(Set exercise):
Below are some entries. Work out how many of their lines hold the word "Solar", and write that number alone.
■ ■ ■ ■ ■ ■ ■
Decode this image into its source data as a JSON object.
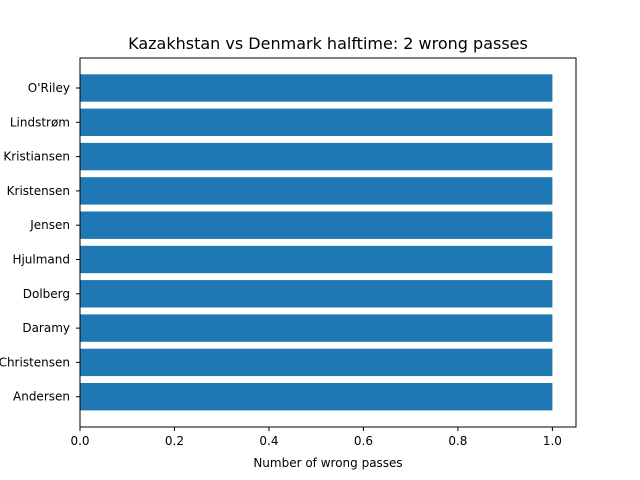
{
  "chart_data": {
    "type": "bar",
    "orientation": "horizontal",
    "title": "Kazakhstan vs Denmark halftime: 2 wrong passes",
    "xlabel": "Number of wrong passes",
    "ylabel": "",
    "categories": [
      "O'Riley",
      "Lindstrøm",
      "Kristiansen",
      "Kristensen",
      "Jensen",
      "Hjulmand",
      "Dolberg",
      "Daramy",
      "Christensen",
      "Andersen"
    ],
    "values": [
      1,
      1,
      1,
      1,
      1,
      1,
      1,
      1,
      1,
      1
    ],
    "xlim": [
      0,
      1.05
    ],
    "xticks": [
      0.0,
      0.2,
      0.4,
      0.6,
      0.8,
      1.0
    ],
    "xtick_labels": [
      "0.0",
      "0.2",
      "0.4",
      "0.6",
      "0.8",
      "1.0"
    ],
    "bar_color": "#1f77b4",
    "grid": false,
    "legend": "none"
  }
}
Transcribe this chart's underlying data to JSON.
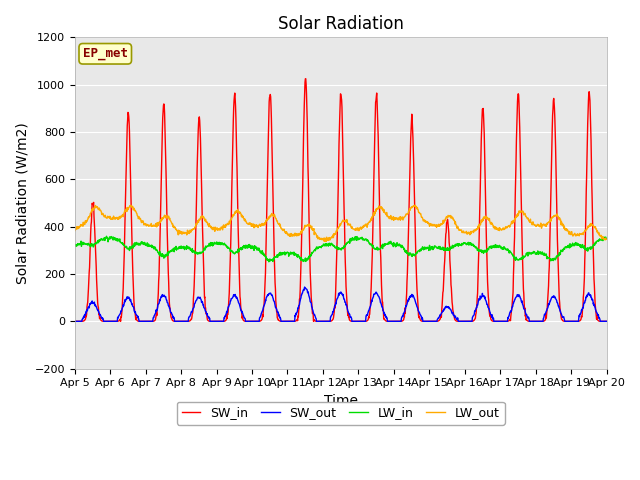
{
  "title": "Solar Radiation",
  "ylabel": "Solar Radiation (W/m2)",
  "xlabel": "Time",
  "annotation": "EP_met",
  "ylim": [
    -200,
    1200
  ],
  "yticks": [
    -200,
    0,
    200,
    400,
    600,
    800,
    1000,
    1200
  ],
  "x_tick_labels": [
    "Apr 5",
    "Apr 6",
    "Apr 7",
    "Apr 8",
    "Apr 9",
    "Apr 10",
    "Apr 11",
    "Apr 12",
    "Apr 13",
    "Apr 14",
    "Apr 15",
    "Apr 16",
    "Apr 17",
    "Apr 18",
    "Apr 19",
    "Apr 20"
  ],
  "series_colors": {
    "SW_in": "#ff0000",
    "SW_out": "#0000ff",
    "LW_in": "#00dd00",
    "LW_out": "#ffaa00"
  },
  "plot_bg_color": "#e8e8e8",
  "fig_bg_color": "#ffffff",
  "legend_labels": [
    "SW_in",
    "SW_out",
    "LW_in",
    "LW_out"
  ],
  "title_fontsize": 12,
  "tick_fontsize": 8,
  "label_fontsize": 10,
  "annotation_fontsize": 9,
  "linewidth": 1.0,
  "total_days": 15,
  "resolution_per_hour": 4,
  "day_peaks_SW_in": [
    500,
    880,
    920,
    860,
    960,
    970,
    1030,
    960,
    960,
    850,
    430,
    900,
    960,
    940,
    970
  ],
  "day_peaks_SW_out": [
    80,
    100,
    110,
    100,
    110,
    120,
    140,
    120,
    120,
    110,
    60,
    110,
    110,
    105,
    115
  ]
}
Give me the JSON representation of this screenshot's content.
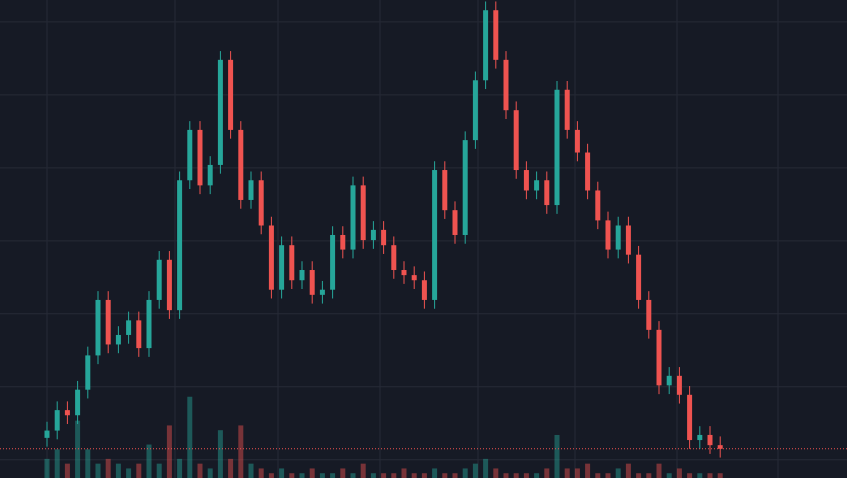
{
  "chart_data": {
    "type": "candlestick",
    "open": [
      3,
      4,
      6.8,
      6.1,
      9.6,
      14.3,
      21.9,
      15.8,
      17.1,
      19.1,
      15.3,
      21.9,
      27.4,
      20.5,
      38.3,
      45.2,
      37.6,
      40.4,
      54.8,
      45.2,
      35.6,
      38.3,
      32.1,
      23.3,
      29.4,
      24.6,
      26,
      22.6,
      23.3,
      30.8,
      28.8,
      37.6,
      30.1,
      31.5,
      29.4,
      26,
      25.3,
      24.6,
      21.9,
      39.7,
      34.2,
      30.8,
      43.8,
      52,
      61.6,
      54.8,
      47.9,
      39.7,
      36.9,
      38.3,
      34.9,
      50.7,
      45.2,
      42.1,
      36.9,
      32.8,
      28.8,
      32.1,
      28.1,
      21.9,
      17.8,
      10.2,
      11.5,
      8.9,
      2.7,
      3.4,
      2
    ],
    "high": [
      5.2,
      8,
      8,
      10.8,
      15.5,
      23.1,
      23.1,
      18.3,
      20.3,
      20.3,
      23.1,
      28.6,
      28.6,
      39.5,
      46.4,
      46.4,
      41.6,
      56,
      56,
      46.4,
      39.5,
      39.5,
      33.3,
      30.6,
      30.6,
      27.2,
      27.2,
      24.5,
      32,
      32,
      38.8,
      38.8,
      32.7,
      32.7,
      30.6,
      27.2,
      26.5,
      25.8,
      40.9,
      40.9,
      35.4,
      45,
      53.2,
      62.8,
      62.8,
      56,
      49.1,
      40.9,
      39.5,
      39.5,
      51.9,
      51.9,
      46.4,
      43.3,
      38.1,
      34,
      33.3,
      33.3,
      29.3,
      23.1,
      19,
      12.7,
      12.7,
      10.1,
      4.6,
      4.6,
      3.2
    ],
    "low": [
      1.8,
      2.8,
      4.9,
      4.9,
      8.4,
      13.1,
      14.6,
      14.6,
      15.9,
      14.1,
      14.1,
      20.7,
      19.3,
      19.3,
      37.1,
      36.4,
      36.4,
      39.2,
      44,
      34.4,
      34.4,
      30.9,
      22.1,
      22.1,
      23.4,
      23.4,
      21.4,
      21.4,
      22.1,
      27.6,
      27.6,
      28.9,
      28.9,
      28.2,
      24.8,
      24.1,
      23.4,
      20.7,
      20.7,
      33,
      29.6,
      29.6,
      42.6,
      50.8,
      53.6,
      46.7,
      38.5,
      35.7,
      35.7,
      33.7,
      33.7,
      44,
      40.9,
      35.7,
      31.6,
      27.6,
      27.6,
      26.9,
      20.7,
      16.6,
      9,
      9,
      7.7,
      1.5,
      1.5,
      0.8,
      0.3
    ],
    "close": [
      4,
      6.8,
      6.1,
      9.6,
      14.3,
      21.9,
      15.8,
      17.1,
      19.1,
      15.3,
      21.9,
      27.4,
      20.5,
      38.3,
      45.2,
      37.6,
      40.4,
      54.8,
      45.2,
      35.6,
      38.3,
      32.1,
      23.3,
      29.4,
      24.6,
      26,
      22.6,
      23.3,
      30.8,
      28.8,
      37.6,
      30.1,
      31.5,
      29.4,
      26,
      25.3,
      24.6,
      21.9,
      39.7,
      34.2,
      30.8,
      43.8,
      52,
      61.6,
      54.8,
      47.9,
      39.7,
      36.9,
      38.3,
      34.9,
      50.7,
      45.2,
      42.1,
      36.9,
      32.8,
      28.8,
      32.1,
      28.1,
      21.9,
      17.8,
      10.2,
      11.5,
      8.9,
      2.7,
      3.4,
      2,
      1.5
    ],
    "volume": [
      4,
      6,
      3,
      12,
      6,
      3,
      4,
      3,
      2,
      3,
      7,
      3,
      11,
      4,
      17,
      3,
      2,
      10,
      4,
      11,
      3,
      2,
      1,
      2,
      1,
      1,
      2,
      1,
      1,
      2,
      1,
      3,
      1,
      1,
      1,
      2,
      1,
      1,
      2,
      1,
      1,
      2,
      3,
      4,
      2,
      1,
      1,
      1,
      1,
      2,
      9,
      2,
      2,
      3,
      1,
      1,
      2,
      3,
      1,
      1,
      3,
      1,
      2,
      1,
      1,
      1,
      1
    ],
    "ylim": [
      -2.5,
      63
    ],
    "yticks": [
      0,
      10,
      20,
      30,
      40,
      50,
      60
    ],
    "y2lim": [
      0,
      100
    ],
    "grid": true,
    "up_color": "#26a69a",
    "down_color": "#ef5350",
    "last_price_line": true
  }
}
■ ■ ■ ■ ■ ■ ■
(Solution for this task):
2